▶ **Written instruction**
In the copy, include every entry exactly but none of the images.

<<<<

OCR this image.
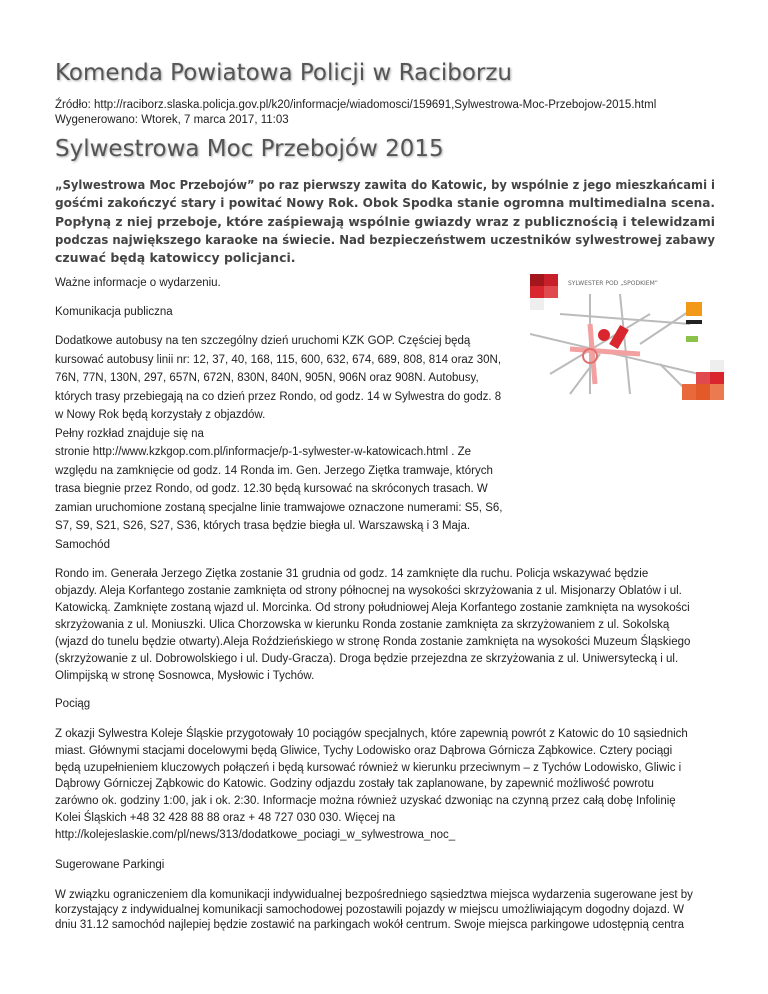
Komenda Powiatowa Policji w Raciborzu
Źródło: http://raciborz.slaska.policja.gov.pl/k20/informacje/wiadomosci/159691,Sylwestrowa-Moc-Przebojow-2015.html
Wygenerowano: Wtorek, 7 marca 2017, 11:03
Sylwestrowa Moc Przebojów 2015
„Sylwestrowa Moc Przebojów” po raz pierwszy zawita do Katowic, by wspólnie z jego mieszkańcami i
gośćmi zakończyć stary i powitać Nowy Rok. Obok Spodka stanie ogromna multimedialna scena.
Popłyną z niej przeboje, które zaśpiewają wspólnie gwiazdy wraz z publicznością i telewidzami
podczas największego karaoke na świecie. Nad bezpieczeństwem uczestników sylwestrowej zabawy
czuwać będą katowiccy policjanci.
Ważne informacje o wydarzeniu.
Komunikacja publiczna
Dodatkowe autobusy na ten szczególny dzień uruchomi KZK GOP. Częściej będą
kursować autobusy linii nr: 12, 37, 40, 168, 115, 600, 632, 674, 689, 808, 814 oraz 30N,
76N, 77N, 130N, 297, 657N, 672N, 830N, 840N, 905N, 906N oraz 908N. Autobusy,
których trasy przebiegają na co dzień przez Rondo, od godz. 14 w Sylwestra do godz. 8
w Nowy Rok będą korzystały z objazdów.
Pełny rozkład znajduje się na
stronie http://www.kzkgop.com.pl/informacje/p-1-sylwester-w-katowicach.html . Ze
względu na zamknięcie od godz. 14 Ronda im. Gen. Jerzego Ziętka tramwaje, których
trasa biegnie przez Rondo, od godz. 12.30 będą kursować na skróconych trasach. W
zamian uruchomione zostaną specjalne linie tramwajowe oznaczone numerami: S5, S6,
S7, S9, S21, S26, S27, S36, których trasa będzie biegła ul. Warszawską i 3 Maja.
SYLWESTER POD „SPODKIEM”
Samochód
Rondo im. Generała Jerzego Ziętka zostanie 31 grudnia od godz. 14 zamknięte dla ruchu. Policja wskazywać będzie
objazdy. Aleja Korfantego zostanie zamknięta od strony północnej na wysokości skrzyżowania z ul. Misjonarzy Oblatów i ul.
Katowicką. Zamknięte zostaną wjazd ul. Morcinka. Od strony południowej Aleja Korfantego zostanie zamknięta na wysokości
skrzyżowania z ul. Moniuszki. Ulica Chorzowska w kierunku Ronda zostanie zamknięta za skrzyżowaniem z ul. Sokolską
(wjazd do tunelu będzie otwarty).Aleja Roździeńskiego w stronę Ronda zostanie zamknięta na wysokości Muzeum Śląskiego
(skrzyżowanie z ul. Dobrowolskiego i ul. Dudy-Gracza). Droga będzie przejezdna ze skrzyżowania z ul. Uniwersytecką i ul.
Olimpijską w stronę Sosnowca, Mysłowic i Tychów.
Pociąg
Z okazji Sylwestra Koleje Śląskie przygotowały 10 pociągów specjalnych, które zapewnią powrót z Katowic do 10 sąsiednich
miast. Głównymi stacjami docelowymi będą Gliwice, Tychy Lodowisko oraz Dąbrowa Górnicza Ząbkowice. Cztery pociągi
będą uzupełnieniem kluczowych połączeń i będą kursować również w kierunku przeciwnym – z Tychów Lodowisko, Gliwic i
Dąbrowy Górniczej Ząbkowic do Katowic. Godziny odjazdu zostały tak zaplanowane, by zapewnić możliwość powrotu
zarówno ok. godziny 1:00, jak i ok. 2:30. Informacje można również uzyskać dzwoniąc na czynną przez całą dobę Infolinię
Kolei Śląskich +48 32 428 88 88 oraz + 48 727 030 030. Więcej na
http://kolejeslaskie.com/pl/news/313/dodatkowe_pociagi_w_sylwestrowa_noc_
Sugerowane Parkingi
W związku ograniczeniem dla komunikacji indywidualnej bezpośredniego sąsiedztwa miejsca wydarzenia sugerowane jest by
korzystający z indywidualnej komunikacji samochodowej pozostawili pojazdy w miejscu umożliwiającym dogodny dojazd. W
dniu 31.12 samochód najlepiej będzie zostawić na parkingach wokół centrum. Swoje miejsca parkingowe udostępnią centra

>>>>

▶ **Exercise response**
OCR this image.
Komenda Powiatowa Policji w Raciborzu
Źródło: http://raciborz.slaska.policja.gov.pl/k20/informacje/wiadomosci/159691,Sylwestrowa-Moc-Przebojow-2015.html
Wygenerowano: Wtorek, 7 marca 2017, 11:03
Sylwestrowa Moc Przebojów 2015
„Sylwestrowa Moc Przebojów” po raz pierwszy zawita do Katowic, by wspólnie z jego mieszkańcami i
gośćmi zakończyć stary i powitać Nowy Rok. Obok Spodka stanie ogromna multimedialna scena.
Popłyną z niej przeboje, które zaśpiewają wspólnie gwiazdy wraz z publicznością i telewidzami
podczas największego karaoke na świecie. Nad bezpieczeństwem uczestników sylwestrowej zabawy
czuwać będą katowiccy policjanci.
Ważne informacje o wydarzeniu.
Komunikacja publiczna
Dodatkowe autobusy na ten szczególny dzień uruchomi KZK GOP. Częściej będą
kursować autobusy linii nr: 12, 37, 40, 168, 115, 600, 632, 674, 689, 808, 814 oraz 30N,
76N, 77N, 130N, 297, 657N, 672N, 830N, 840N, 905N, 906N oraz 908N. Autobusy,
których trasy przebiegają na co dzień przez Rondo, od godz. 14 w Sylwestra do godz. 8
w Nowy Rok będą korzystały z objazdów.
Pełny rozkład znajduje się na
stronie http://www.kzkgop.com.pl/informacje/p-1-sylwester-w-katowicach.html . Ze
względu na zamknięcie od godz. 14 Ronda im. Gen. Jerzego Ziętka tramwaje, których
trasa biegnie przez Rondo, od godz. 12.30 będą kursować na skróconych trasach. W
zamian uruchomione zostaną specjalne linie tramwajowe oznaczone numerami: S5, S6,
S7, S9, S21, S26, S27, S36, których trasa będzie biegła ul. Warszawską i 3 Maja.
SYLWESTER POD „SPODKIEM”
Samochód
Rondo im. Generała Jerzego Ziętka zostanie 31 grudnia od godz. 14 zamknięte dla ruchu. Policja wskazywać będzie
objazdy. Aleja Korfantego zostanie zamknięta od strony północnej na wysokości skrzyżowania z ul. Misjonarzy Oblatów i ul.
Katowicką. Zamknięte zostaną wjazd ul. Morcinka. Od strony południowej Aleja Korfantego zostanie zamknięta na wysokości
skrzyżowania z ul. Moniuszki. Ulica Chorzowska w kierunku Ronda zostanie zamknięta za skrzyżowaniem z ul. Sokolską
(wjazd do tunelu będzie otwarty).Aleja Roździeńskiego w stronę Ronda zostanie zamknięta na wysokości Muzeum Śląskiego
(skrzyżowanie z ul. Dobrowolskiego i ul. Dudy-Gracza). Droga będzie przejezdna ze skrzyżowania z ul. Uniwersytecką i ul.
Olimpijską w stronę Sosnowca, Mysłowic i Tychów.
Pociąg
Z okazji Sylwestra Koleje Śląskie przygotowały 10 pociągów specjalnych, które zapewnią powrót z Katowic do 10 sąsiednich
miast. Głównymi stacjami docelowymi będą Gliwice, Tychy Lodowisko oraz Dąbrowa Górnicza Ząbkowice. Cztery pociągi
będą uzupełnieniem kluczowych połączeń i będą kursować również w kierunku przeciwnym – z Tychów Lodowisko, Gliwic i
Dąbrowy Górniczej Ząbkowic do Katowic. Godziny odjazdu zostały tak zaplanowane, by zapewnić możliwość powrotu
zarówno ok. godziny 1:00, jak i ok. 2:30. Informacje można również uzyskać dzwoniąc na czynną przez całą dobę Infolinię
Kolei Śląskich +48 32 428 88 88 oraz + 48 727 030 030. Więcej na
http://kolejeslaskie.com/pl/news/313/dodatkowe_pociagi_w_sylwestrowa_noc_
Sugerowane Parkingi
W związku ograniczeniem dla komunikacji indywidualnej bezpośredniego sąsiedztwa miejsca wydarzenia sugerowane jest by
korzystający z indywidualnej komunikacji samochodowej pozostawili pojazdy w miejscu umożliwiającym dogodny dojazd. W
dniu 31.12 samochód najlepiej będzie zostawić na parkingach wokół centrum. Swoje miejsca parkingowe udostępnią centra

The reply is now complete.